Your goal - In the material below, find every line with "Agung" and pull it out.

Material -
★ ★ ★ ★ ★ ★ ★

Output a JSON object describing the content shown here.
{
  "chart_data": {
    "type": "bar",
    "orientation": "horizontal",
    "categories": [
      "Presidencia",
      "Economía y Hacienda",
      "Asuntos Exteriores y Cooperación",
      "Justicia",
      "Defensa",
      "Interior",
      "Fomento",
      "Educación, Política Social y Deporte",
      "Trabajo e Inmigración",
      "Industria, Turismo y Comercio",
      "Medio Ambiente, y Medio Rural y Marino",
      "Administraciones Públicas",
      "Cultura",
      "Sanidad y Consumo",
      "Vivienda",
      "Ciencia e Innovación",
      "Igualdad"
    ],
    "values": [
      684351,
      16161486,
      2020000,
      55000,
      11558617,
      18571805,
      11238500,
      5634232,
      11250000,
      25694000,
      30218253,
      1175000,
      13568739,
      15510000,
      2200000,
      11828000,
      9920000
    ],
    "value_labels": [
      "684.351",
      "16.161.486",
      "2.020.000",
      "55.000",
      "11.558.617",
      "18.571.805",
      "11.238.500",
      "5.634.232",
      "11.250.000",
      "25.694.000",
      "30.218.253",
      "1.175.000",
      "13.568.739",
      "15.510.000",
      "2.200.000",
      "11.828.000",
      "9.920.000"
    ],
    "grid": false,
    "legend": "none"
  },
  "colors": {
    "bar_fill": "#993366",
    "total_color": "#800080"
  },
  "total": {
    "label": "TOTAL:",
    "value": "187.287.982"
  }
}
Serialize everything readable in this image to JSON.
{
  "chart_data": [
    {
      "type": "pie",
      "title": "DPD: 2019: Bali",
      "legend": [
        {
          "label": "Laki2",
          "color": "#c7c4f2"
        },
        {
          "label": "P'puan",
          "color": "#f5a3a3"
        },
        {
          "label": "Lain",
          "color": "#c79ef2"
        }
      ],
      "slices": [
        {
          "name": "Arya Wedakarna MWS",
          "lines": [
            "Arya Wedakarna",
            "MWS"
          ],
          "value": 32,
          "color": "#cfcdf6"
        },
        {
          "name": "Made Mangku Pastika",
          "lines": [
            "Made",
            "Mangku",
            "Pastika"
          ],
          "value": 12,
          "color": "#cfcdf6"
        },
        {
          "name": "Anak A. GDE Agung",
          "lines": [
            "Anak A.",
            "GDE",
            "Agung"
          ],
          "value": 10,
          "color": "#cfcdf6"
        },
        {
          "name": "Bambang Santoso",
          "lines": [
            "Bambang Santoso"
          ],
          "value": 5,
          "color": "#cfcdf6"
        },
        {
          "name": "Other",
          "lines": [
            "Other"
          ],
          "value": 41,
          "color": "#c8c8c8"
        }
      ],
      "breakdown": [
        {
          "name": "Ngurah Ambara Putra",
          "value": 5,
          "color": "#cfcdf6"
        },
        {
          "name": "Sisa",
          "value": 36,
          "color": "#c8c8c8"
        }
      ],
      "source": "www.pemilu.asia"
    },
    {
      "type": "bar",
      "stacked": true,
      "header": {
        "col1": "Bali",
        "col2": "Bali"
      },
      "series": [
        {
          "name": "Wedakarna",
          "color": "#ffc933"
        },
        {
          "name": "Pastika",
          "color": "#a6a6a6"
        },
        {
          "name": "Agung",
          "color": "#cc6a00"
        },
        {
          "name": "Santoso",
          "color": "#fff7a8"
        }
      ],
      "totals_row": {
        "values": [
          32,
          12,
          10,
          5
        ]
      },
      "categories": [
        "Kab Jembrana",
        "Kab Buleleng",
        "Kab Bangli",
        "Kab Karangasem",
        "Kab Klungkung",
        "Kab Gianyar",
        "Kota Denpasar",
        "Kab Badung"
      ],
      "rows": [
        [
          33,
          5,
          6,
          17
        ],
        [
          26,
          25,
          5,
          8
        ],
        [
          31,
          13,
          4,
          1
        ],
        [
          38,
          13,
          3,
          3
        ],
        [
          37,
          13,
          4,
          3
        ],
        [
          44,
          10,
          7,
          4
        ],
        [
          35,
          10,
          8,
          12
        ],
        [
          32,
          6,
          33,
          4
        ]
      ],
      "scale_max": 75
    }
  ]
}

★ ★ ★ ★ ★ ★ ★

Output of the exercise -
          "name": "Anak A. GDE Agung",
            "Agung"
          "name": "Agung",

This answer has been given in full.